* Required work
Only lines holding the string "could" are wanted; copy each one from the material.

Items from a data source:

+ + + + + + +

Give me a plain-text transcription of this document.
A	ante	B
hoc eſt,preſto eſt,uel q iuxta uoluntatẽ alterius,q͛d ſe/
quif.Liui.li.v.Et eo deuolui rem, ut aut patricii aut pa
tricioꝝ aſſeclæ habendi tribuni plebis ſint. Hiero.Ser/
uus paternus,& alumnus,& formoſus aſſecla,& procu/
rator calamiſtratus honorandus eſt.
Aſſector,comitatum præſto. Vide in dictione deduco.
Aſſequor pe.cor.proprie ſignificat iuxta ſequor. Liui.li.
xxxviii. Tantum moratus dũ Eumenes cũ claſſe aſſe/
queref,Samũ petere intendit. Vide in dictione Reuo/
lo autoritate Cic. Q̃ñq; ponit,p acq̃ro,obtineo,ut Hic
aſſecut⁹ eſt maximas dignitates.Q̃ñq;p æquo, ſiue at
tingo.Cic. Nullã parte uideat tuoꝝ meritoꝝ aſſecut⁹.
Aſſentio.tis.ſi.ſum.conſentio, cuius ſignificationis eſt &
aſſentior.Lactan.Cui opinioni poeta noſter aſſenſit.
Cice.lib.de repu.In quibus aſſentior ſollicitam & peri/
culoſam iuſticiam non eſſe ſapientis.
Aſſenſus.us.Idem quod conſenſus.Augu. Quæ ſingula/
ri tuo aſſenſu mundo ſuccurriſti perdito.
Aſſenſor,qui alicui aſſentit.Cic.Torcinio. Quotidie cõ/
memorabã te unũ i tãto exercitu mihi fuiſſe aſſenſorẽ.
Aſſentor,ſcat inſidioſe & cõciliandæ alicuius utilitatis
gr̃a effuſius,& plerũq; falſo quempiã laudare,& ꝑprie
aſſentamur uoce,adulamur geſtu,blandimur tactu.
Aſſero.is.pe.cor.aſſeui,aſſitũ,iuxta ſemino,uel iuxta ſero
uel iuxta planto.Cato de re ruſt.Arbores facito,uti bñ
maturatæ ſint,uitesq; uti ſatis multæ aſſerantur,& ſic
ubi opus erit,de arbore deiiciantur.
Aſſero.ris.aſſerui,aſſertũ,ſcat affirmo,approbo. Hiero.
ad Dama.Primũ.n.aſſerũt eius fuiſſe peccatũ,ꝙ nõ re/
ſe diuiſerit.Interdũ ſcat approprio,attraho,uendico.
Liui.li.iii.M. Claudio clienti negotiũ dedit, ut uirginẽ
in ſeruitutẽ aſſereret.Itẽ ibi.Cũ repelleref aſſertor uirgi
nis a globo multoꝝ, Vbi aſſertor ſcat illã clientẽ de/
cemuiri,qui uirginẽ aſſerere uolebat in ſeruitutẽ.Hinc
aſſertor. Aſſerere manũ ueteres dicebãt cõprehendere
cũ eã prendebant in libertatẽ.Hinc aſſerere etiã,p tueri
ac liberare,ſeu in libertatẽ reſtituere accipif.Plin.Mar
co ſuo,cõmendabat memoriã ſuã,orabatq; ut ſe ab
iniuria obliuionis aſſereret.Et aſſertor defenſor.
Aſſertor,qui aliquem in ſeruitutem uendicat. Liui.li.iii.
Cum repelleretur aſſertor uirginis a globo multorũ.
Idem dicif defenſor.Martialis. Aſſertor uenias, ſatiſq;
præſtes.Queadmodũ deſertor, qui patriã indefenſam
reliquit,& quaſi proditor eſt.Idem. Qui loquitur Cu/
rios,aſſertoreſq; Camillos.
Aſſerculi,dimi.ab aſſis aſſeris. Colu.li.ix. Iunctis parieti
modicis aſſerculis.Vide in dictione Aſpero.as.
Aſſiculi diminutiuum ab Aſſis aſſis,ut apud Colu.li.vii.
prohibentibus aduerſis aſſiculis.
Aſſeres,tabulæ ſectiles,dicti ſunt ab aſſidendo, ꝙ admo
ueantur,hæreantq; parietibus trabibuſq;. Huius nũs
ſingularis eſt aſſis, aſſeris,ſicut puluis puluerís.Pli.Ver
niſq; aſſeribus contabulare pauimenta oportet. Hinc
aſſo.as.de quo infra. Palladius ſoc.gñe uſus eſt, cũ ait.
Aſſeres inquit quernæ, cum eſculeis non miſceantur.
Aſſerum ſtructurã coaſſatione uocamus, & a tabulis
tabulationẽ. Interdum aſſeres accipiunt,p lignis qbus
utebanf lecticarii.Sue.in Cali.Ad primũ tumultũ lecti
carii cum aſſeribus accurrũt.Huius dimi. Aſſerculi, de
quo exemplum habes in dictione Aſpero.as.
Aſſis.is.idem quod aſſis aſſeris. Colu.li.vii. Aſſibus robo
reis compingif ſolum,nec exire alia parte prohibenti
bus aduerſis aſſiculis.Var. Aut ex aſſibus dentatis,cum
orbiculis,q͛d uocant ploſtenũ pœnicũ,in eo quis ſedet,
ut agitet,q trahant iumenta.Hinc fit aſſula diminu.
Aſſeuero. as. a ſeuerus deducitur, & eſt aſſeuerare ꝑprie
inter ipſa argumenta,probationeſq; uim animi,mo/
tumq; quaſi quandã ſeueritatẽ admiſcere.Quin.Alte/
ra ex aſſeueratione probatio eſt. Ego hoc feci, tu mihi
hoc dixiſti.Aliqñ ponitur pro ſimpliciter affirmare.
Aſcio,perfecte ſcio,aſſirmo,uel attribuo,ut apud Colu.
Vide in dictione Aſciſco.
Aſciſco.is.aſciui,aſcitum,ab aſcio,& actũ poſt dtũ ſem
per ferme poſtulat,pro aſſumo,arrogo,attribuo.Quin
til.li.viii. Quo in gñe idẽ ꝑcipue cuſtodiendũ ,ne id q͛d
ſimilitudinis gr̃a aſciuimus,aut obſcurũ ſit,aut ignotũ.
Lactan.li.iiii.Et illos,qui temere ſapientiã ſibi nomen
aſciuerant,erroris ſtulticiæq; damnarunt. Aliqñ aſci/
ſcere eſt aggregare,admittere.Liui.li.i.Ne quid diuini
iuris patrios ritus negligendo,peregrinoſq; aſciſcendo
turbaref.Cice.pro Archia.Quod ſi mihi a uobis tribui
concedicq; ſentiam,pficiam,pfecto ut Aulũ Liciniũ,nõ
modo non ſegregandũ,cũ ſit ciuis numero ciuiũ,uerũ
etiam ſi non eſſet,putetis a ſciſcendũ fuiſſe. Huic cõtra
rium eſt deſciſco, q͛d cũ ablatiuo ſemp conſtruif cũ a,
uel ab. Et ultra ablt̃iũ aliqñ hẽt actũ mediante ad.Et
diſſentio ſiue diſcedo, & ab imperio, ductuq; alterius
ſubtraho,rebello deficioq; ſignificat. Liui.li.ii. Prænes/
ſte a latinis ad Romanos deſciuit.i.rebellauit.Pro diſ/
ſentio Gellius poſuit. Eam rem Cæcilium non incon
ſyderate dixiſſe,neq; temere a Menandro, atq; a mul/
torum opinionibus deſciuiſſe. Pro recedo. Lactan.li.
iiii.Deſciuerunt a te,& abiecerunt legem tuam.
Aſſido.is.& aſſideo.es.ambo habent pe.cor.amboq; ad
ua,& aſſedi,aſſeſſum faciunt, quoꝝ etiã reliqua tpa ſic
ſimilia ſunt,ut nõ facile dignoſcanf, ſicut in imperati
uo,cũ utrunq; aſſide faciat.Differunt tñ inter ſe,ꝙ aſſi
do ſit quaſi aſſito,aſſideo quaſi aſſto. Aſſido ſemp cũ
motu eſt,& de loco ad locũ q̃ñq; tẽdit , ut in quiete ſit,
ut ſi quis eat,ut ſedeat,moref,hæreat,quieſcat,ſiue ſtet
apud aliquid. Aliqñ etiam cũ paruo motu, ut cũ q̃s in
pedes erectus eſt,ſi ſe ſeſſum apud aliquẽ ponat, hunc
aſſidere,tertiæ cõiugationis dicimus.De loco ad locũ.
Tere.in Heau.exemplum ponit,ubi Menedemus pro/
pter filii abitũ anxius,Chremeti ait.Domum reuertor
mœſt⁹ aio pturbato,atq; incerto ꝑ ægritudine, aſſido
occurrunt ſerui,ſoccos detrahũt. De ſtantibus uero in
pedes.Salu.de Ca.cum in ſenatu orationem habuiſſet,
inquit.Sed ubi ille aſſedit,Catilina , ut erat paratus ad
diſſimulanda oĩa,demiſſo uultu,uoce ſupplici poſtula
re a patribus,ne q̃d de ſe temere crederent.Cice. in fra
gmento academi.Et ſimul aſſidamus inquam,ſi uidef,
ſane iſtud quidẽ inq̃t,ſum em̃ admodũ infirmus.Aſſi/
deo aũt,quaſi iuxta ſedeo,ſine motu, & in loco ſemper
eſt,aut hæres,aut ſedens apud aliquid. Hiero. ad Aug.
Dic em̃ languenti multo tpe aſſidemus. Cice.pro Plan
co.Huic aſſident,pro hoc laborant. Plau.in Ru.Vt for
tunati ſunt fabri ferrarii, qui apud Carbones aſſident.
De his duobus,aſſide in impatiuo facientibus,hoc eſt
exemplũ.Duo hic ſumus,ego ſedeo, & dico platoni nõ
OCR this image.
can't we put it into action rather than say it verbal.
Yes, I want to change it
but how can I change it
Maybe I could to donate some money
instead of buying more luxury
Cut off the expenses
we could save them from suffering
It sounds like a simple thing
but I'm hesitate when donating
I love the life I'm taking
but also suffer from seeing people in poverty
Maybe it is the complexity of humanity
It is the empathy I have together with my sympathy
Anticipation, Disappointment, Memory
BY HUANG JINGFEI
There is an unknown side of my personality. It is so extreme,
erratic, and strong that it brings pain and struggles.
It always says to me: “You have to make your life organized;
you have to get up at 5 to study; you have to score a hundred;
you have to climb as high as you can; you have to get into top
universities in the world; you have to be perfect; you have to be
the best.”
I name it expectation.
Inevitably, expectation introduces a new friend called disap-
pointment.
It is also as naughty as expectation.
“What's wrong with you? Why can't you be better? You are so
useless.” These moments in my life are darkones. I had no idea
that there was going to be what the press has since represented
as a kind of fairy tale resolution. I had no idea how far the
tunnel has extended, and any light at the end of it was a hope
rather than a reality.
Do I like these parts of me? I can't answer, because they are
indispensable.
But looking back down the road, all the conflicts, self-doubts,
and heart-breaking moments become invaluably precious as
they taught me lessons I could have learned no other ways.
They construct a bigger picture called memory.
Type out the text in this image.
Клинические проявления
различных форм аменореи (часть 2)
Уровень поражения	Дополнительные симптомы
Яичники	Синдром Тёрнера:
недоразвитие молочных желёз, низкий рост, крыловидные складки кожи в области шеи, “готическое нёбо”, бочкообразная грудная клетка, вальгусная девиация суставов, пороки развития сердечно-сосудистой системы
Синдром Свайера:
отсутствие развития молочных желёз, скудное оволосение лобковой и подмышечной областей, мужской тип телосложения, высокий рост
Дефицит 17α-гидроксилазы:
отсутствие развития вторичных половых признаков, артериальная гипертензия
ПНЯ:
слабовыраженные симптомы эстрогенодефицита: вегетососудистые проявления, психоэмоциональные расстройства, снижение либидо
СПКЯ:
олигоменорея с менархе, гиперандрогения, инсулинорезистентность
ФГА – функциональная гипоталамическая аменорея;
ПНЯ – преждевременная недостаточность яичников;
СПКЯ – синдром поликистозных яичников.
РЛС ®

+ + + + + + +

* Response to this exercise
Maybe I could to donate some money
we could save them from suffering
they taught me lessons I could have learned no other ways.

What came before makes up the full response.